AIM OF THE EXERCISE
Reproduce the material below word for word, keeping every line in its original order.

-------------------------

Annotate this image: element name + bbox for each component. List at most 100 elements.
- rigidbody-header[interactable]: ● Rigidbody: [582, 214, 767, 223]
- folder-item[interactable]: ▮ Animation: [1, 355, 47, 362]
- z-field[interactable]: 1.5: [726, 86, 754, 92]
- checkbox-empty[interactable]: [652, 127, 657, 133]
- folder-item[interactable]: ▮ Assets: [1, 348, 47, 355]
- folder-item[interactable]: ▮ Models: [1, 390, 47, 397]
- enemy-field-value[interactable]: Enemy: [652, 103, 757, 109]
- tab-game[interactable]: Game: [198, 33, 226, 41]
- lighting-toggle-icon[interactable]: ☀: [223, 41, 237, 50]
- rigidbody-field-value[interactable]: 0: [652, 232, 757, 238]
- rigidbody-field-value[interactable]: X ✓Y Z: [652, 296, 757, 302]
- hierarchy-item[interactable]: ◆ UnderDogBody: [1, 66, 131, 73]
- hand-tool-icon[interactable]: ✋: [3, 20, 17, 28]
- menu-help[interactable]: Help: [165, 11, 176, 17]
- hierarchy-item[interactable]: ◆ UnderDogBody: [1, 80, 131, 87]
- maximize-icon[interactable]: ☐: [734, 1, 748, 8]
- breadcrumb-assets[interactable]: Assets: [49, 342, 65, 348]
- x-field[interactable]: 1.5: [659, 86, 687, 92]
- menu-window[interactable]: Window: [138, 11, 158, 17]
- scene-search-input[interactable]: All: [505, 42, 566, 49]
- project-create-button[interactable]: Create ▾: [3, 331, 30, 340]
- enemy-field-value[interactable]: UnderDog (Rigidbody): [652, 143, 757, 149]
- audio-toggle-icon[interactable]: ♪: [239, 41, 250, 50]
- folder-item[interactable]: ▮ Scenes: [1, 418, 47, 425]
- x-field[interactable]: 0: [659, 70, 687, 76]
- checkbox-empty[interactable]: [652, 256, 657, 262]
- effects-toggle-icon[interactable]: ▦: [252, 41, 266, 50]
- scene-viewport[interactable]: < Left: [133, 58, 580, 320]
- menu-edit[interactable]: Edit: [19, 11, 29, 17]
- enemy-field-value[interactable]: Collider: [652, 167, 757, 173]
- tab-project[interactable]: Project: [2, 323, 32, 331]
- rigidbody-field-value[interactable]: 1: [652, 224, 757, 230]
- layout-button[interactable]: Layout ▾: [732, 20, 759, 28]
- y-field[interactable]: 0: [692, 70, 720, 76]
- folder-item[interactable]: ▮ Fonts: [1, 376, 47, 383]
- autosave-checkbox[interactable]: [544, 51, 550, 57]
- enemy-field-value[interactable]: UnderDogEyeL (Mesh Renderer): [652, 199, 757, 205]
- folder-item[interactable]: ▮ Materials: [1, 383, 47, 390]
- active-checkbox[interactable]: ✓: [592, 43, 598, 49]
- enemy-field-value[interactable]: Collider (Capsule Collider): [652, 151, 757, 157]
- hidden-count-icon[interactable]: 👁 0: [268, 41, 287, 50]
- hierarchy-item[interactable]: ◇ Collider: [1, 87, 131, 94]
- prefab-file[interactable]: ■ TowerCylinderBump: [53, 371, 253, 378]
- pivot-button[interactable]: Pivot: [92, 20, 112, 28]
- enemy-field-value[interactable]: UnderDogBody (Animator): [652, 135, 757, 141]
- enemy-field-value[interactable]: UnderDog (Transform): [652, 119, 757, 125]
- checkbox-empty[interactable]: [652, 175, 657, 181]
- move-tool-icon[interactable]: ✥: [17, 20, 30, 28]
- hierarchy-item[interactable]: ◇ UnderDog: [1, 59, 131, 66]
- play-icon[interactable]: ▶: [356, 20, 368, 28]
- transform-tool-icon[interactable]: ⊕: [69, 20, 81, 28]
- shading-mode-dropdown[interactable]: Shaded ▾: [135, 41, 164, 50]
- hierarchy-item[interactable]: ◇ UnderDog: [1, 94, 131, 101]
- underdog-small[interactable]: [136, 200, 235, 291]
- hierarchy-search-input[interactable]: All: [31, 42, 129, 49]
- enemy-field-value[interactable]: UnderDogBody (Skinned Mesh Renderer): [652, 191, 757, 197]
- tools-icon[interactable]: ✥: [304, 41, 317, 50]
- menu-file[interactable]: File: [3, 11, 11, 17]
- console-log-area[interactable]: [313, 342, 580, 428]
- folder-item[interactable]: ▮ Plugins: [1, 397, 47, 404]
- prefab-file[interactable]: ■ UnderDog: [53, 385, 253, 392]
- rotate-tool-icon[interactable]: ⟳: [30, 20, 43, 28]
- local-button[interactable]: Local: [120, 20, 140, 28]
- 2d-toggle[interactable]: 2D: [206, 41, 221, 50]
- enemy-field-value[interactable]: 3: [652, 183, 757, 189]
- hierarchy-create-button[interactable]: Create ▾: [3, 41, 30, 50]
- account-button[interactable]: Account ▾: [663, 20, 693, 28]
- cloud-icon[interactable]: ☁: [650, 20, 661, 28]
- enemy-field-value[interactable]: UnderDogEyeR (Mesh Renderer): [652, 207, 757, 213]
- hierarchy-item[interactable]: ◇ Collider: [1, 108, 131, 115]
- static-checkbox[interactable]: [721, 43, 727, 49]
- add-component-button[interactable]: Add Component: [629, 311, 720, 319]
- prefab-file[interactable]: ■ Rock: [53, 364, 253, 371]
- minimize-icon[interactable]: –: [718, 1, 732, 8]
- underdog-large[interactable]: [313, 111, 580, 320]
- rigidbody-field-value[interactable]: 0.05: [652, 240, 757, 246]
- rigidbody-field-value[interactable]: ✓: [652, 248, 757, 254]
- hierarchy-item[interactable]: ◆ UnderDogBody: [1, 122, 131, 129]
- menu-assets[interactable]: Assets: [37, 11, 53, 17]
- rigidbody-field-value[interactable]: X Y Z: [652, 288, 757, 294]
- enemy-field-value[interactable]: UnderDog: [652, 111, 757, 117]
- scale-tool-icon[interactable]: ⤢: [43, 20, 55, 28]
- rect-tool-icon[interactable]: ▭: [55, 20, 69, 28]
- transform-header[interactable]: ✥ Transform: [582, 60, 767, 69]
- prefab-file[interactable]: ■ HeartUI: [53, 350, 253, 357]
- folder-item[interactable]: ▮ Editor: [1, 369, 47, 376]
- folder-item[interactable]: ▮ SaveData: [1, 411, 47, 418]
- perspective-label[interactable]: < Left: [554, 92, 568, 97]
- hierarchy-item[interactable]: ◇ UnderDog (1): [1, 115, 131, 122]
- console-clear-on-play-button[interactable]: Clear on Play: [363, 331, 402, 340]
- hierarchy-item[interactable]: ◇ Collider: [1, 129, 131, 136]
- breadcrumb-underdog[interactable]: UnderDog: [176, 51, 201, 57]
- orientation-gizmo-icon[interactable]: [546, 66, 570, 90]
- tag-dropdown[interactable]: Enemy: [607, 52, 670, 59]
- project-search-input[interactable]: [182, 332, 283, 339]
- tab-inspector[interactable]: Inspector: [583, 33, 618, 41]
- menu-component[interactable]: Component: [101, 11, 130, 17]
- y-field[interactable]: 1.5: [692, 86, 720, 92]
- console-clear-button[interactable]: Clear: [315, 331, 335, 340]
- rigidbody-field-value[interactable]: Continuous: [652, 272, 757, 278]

-------------------------

SOLUTION
Annotate this image: element name + bbox for each component. List at most 100 elements.
- rigidbody-header[interactable]: ● Rigidbody: [582, 214, 767, 223]
- folder-item[interactable]: ▮ Animation: [1, 355, 47, 362]
- z-field[interactable]: 1.5: [726, 86, 754, 92]
- checkbox-empty[interactable]: [652, 127, 657, 133]
- folder-item[interactable]: ▮ Assets: [1, 348, 47, 355]
- folder-item[interactable]: ▮ Models: [1, 390, 47, 397]
- enemy-field-value[interactable]: Enemy: [652, 103, 757, 109]
- tab-game[interactable]: Game: [198, 33, 226, 41]
- lighting-toggle-icon[interactable]: ☀: [223, 41, 237, 50]
- rigidbody-field-value[interactable]: 0: [652, 232, 757, 238]
- rigidbody-field-value[interactable]: X ✓Y Z: [652, 296, 757, 302]
- hierarchy-item[interactable]: ◆ UnderDogBody: [1, 66, 131, 73]
- hand-tool-icon[interactable]: ✋: [3, 20, 17, 28]
- menu-help[interactable]: Help: [165, 11, 176, 17]
- hierarchy-item[interactable]: ◆ UnderDogBody: [1, 80, 131, 87]
- maximize-icon[interactable]: ☐: [734, 1, 748, 8]
- breadcrumb-assets[interactable]: Assets: [49, 342, 65, 348]
- x-field[interactable]: 1.5: [659, 86, 687, 92]
- menu-window[interactable]: Window: [138, 11, 158, 17]
- scene-search-input[interactable]: All: [505, 42, 566, 49]
- project-create-button[interactable]: Create ▾: [3, 331, 30, 340]
- enemy-field-value[interactable]: UnderDog (Rigidbody): [652, 143, 757, 149]
- audio-toggle-icon[interactable]: ♪: [239, 41, 250, 50]
- folder-item[interactable]: ▮ Scenes: [1, 418, 47, 425]
- x-field[interactable]: 0: [659, 70, 687, 76]
- checkbox-empty[interactable]: [652, 256, 657, 262]
- effects-toggle-icon[interactable]: ▦: [252, 41, 266, 50]
- scene-viewport[interactable]: < Left: [133, 58, 580, 320]
- menu-edit[interactable]: Edit: [19, 11, 29, 17]
- enemy-field-value[interactable]: Collider: [652, 167, 757, 173]
- tab-project[interactable]: Project: [2, 323, 32, 331]
- rigidbody-field-value[interactable]: 1: [652, 224, 757, 230]
- layout-button[interactable]: Layout ▾: [732, 20, 759, 28]
- y-field[interactable]: 0: [692, 70, 720, 76]
- folder-item[interactable]: ▮ Fonts: [1, 376, 47, 383]
- autosave-checkbox[interactable]: [544, 51, 550, 57]
- enemy-field-value[interactable]: UnderDogEyeL (Mesh Renderer): [652, 199, 757, 205]
- folder-item[interactable]: ▮ Materials: [1, 383, 47, 390]
- active-checkbox[interactable]: ✓: [592, 43, 598, 49]
- enemy-field-value[interactable]: Collider (Capsule Collider): [652, 151, 757, 157]
- hidden-count-icon[interactable]: 👁 0: [268, 41, 287, 50]
- hierarchy-item[interactable]: ◇ Collider: [1, 87, 131, 94]
- prefab-file[interactable]: ■ TowerCylinderBump: [53, 371, 253, 378]
- pivot-button[interactable]: Pivot: [92, 20, 112, 28]
- enemy-field-value[interactable]: UnderDogBody (Animator): [652, 135, 757, 141]
- enemy-field-value[interactable]: UnderDog (Transform): [652, 119, 757, 125]
- checkbox-empty[interactable]: [652, 175, 657, 181]
- move-tool-icon[interactable]: ✥: [17, 20, 30, 28]
- hierarchy-item[interactable]: ◇ UnderDog: [1, 59, 131, 66]
- play-icon[interactable]: ▶: [356, 20, 368, 28]
- transform-tool-icon[interactable]: ⊕: [69, 20, 81, 28]
- shading-mode-dropdown[interactable]: Shaded ▾: [135, 41, 164, 50]
- hierarchy-item[interactable]: ◇ UnderDog: [1, 94, 131, 101]
- underdog-small[interactable]: [136, 200, 235, 291]
- hierarchy-search-input[interactable]: All: [31, 42, 129, 49]
- enemy-field-value[interactable]: UnderDogBody (Skinned Mesh Renderer): [652, 191, 757, 197]
- tools-icon[interactable]: ✥: [304, 41, 317, 50]
- menu-file[interactable]: File: [3, 11, 11, 17]
- console-log-area[interactable]: [313, 342, 580, 428]
- folder-item[interactable]: ▮ Plugins: [1, 397, 47, 404]
- prefab-file[interactable]: ■ UnderDog: [53, 385, 253, 392]
- rotate-tool-icon[interactable]: ⟳: [30, 20, 43, 28]
- local-button[interactable]: Local: [120, 20, 140, 28]
- 2d-toggle[interactable]: 2D: [206, 41, 221, 50]
- enemy-field-value[interactable]: 3: [652, 183, 757, 189]
- hierarchy-create-button[interactable]: Create ▾: [3, 41, 30, 50]
- account-button[interactable]: Account ▾: [663, 20, 693, 28]
- cloud-icon[interactable]: ☁: [650, 20, 661, 28]
- enemy-field-value[interactable]: UnderDogEyeR (Mesh Renderer): [652, 207, 757, 213]
- hierarchy-item[interactable]: ◇ Collider: [1, 108, 131, 115]
- static-checkbox[interactable]: [721, 43, 727, 49]
- add-component-button[interactable]: Add Component: [629, 311, 720, 319]
- prefab-file[interactable]: ■ Rock: [53, 364, 253, 371]
- minimize-icon[interactable]: –: [718, 1, 732, 8]
- underdog-large[interactable]: [313, 111, 580, 320]
- rigidbody-field-value[interactable]: 0.05: [652, 240, 757, 246]
- rigidbody-field-value[interactable]: ✓: [652, 248, 757, 254]
- hierarchy-item[interactable]: ◆ UnderDogBody: [1, 122, 131, 129]
- menu-assets[interactable]: Assets: [37, 11, 53, 17]
- rigidbody-field-value[interactable]: X Y Z: [652, 288, 757, 294]
- enemy-field-value[interactable]: UnderDog: [652, 111, 757, 117]
- scale-tool-icon[interactable]: ⤢: [43, 20, 55, 28]
- rect-tool-icon[interactable]: ▭: [55, 20, 69, 28]
- transform-header[interactable]: ✥ Transform: [582, 60, 767, 69]
- prefab-file[interactable]: ■ HeartUI: [53, 350, 253, 357]
- folder-item[interactable]: ▮ Editor: [1, 369, 47, 376]
- folder-item[interactable]: ▮ SaveData: [1, 411, 47, 418]
- perspective-label[interactable]: < Left: [554, 92, 568, 97]
- hierarchy-item[interactable]: ◇ UnderDog (1): [1, 115, 131, 122]
- console-clear-on-play-button[interactable]: Clear on Play: [363, 331, 402, 340]
- hierarchy-item[interactable]: ◇ Collider: [1, 129, 131, 136]
- breadcrumb-underdog[interactable]: UnderDog: [176, 51, 201, 57]
- orientation-gizmo-icon[interactable]: [546, 66, 570, 90]
- tag-dropdown[interactable]: Enemy: [607, 52, 670, 59]
- project-search-input[interactable]: [182, 332, 283, 339]
- tab-inspector[interactable]: Inspector: [583, 33, 618, 41]
- menu-component[interactable]: Component: [101, 11, 130, 17]
- y-field[interactable]: 1.5: [692, 86, 720, 92]
- console-clear-button[interactable]: Clear: [315, 331, 335, 340]
- rigidbody-field-value[interactable]: Continuous: [652, 272, 757, 278]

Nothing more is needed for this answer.